§ PROBLEM DETAILS
Check each line of the material. Copy those containing "screenshot".
________________________
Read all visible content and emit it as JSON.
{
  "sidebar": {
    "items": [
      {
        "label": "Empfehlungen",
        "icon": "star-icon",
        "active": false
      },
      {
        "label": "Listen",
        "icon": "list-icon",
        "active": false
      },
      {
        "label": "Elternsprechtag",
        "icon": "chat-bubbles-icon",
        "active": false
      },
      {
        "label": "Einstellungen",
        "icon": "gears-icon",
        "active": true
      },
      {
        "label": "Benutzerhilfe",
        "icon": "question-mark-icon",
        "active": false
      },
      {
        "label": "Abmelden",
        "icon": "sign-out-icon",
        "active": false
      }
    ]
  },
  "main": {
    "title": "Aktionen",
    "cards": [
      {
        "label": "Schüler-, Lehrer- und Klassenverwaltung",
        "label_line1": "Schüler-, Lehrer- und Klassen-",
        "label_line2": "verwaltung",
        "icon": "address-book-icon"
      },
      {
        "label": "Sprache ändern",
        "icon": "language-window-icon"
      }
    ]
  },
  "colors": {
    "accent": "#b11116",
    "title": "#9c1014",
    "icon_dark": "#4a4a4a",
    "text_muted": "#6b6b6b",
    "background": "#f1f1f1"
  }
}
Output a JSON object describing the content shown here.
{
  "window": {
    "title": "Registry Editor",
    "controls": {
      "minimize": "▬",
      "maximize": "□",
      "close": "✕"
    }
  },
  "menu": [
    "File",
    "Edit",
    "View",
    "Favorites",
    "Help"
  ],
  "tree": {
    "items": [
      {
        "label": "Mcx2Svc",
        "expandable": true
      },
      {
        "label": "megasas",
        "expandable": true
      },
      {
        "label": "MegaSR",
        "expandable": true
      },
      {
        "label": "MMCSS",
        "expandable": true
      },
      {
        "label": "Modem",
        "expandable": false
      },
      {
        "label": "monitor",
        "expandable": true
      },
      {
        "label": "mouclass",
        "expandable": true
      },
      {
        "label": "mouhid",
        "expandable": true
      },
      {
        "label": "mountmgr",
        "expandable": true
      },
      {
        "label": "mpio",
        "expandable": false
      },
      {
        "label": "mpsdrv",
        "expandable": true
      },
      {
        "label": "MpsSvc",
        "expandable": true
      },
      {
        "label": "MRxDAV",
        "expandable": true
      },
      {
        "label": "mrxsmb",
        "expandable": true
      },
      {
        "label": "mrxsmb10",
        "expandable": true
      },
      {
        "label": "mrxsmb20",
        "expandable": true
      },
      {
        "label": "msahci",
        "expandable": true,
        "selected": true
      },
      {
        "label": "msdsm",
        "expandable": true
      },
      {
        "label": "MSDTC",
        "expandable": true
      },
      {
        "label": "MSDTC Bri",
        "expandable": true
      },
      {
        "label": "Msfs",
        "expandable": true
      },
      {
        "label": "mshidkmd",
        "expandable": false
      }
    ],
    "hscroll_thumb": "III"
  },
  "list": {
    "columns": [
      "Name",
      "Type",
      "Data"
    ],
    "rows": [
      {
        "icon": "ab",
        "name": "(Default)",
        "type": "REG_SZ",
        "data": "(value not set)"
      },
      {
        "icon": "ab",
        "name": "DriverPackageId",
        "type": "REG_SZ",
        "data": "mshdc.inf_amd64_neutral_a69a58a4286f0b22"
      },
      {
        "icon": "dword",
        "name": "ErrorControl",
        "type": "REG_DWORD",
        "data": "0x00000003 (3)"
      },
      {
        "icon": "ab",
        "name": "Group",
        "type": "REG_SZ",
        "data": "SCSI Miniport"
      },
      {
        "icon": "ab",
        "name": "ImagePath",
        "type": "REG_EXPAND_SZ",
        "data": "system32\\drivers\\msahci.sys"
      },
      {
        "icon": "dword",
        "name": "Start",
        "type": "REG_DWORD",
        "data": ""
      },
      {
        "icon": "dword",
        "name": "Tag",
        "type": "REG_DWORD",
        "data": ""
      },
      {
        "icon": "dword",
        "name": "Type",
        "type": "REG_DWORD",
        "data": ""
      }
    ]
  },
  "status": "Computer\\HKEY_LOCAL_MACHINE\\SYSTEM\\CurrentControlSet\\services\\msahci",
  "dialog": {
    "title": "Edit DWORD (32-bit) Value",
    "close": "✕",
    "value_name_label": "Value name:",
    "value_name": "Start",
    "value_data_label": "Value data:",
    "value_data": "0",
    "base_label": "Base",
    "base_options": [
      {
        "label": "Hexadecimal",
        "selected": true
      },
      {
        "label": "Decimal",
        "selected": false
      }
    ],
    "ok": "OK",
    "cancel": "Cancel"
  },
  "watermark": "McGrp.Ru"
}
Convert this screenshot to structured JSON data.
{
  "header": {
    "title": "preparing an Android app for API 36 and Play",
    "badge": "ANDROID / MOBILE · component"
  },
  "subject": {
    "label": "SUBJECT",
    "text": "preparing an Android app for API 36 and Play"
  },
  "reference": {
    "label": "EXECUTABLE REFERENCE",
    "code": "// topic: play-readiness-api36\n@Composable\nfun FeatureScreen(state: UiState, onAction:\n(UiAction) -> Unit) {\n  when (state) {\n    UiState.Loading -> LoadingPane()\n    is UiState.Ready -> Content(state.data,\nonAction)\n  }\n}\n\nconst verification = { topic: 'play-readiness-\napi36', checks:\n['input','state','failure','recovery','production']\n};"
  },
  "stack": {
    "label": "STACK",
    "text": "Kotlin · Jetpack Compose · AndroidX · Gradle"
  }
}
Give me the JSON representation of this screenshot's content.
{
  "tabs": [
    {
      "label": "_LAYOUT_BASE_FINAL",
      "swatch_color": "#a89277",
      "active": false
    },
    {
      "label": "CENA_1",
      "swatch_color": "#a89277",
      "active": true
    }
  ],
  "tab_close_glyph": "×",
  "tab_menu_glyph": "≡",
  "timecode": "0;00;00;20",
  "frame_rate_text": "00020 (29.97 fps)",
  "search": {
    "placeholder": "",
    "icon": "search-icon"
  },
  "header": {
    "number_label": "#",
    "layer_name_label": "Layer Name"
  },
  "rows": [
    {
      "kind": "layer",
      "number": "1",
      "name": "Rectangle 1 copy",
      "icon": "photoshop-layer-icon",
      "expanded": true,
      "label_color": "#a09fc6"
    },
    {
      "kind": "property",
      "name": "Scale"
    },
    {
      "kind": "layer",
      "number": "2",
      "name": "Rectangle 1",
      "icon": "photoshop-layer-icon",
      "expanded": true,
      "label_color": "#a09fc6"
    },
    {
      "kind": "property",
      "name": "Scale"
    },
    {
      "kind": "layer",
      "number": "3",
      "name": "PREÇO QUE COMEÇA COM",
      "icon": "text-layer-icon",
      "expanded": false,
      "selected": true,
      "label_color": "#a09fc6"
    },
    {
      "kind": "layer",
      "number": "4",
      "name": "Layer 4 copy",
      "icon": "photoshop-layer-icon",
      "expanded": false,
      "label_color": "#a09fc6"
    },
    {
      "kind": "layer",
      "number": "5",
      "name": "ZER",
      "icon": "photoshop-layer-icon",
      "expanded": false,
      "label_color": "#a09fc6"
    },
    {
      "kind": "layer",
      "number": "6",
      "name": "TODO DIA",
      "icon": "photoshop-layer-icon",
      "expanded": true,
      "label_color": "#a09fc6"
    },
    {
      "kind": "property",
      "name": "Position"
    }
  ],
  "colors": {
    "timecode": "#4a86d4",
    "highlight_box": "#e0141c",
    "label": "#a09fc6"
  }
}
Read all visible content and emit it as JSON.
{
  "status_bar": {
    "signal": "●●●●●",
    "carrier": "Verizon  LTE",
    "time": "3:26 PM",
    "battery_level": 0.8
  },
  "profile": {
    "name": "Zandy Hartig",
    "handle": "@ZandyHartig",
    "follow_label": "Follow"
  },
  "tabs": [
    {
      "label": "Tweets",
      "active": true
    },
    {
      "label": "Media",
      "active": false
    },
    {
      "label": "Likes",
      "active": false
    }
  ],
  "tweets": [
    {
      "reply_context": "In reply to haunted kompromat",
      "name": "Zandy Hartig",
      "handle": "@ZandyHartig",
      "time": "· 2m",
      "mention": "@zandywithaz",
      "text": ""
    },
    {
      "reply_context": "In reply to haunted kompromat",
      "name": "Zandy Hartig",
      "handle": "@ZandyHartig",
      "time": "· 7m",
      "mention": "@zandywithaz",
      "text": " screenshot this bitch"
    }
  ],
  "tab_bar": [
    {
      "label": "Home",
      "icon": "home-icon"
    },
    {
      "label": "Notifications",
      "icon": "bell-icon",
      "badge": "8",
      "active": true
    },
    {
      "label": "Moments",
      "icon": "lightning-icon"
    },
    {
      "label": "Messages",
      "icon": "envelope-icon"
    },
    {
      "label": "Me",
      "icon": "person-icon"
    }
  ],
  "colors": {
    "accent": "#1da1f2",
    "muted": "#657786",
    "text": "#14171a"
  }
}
________________________
§ THE REPLY
Convert this screenshot to structured JSON data.
Give me the JSON representation of this screenshot's content.
      "text": " screenshot this bitch"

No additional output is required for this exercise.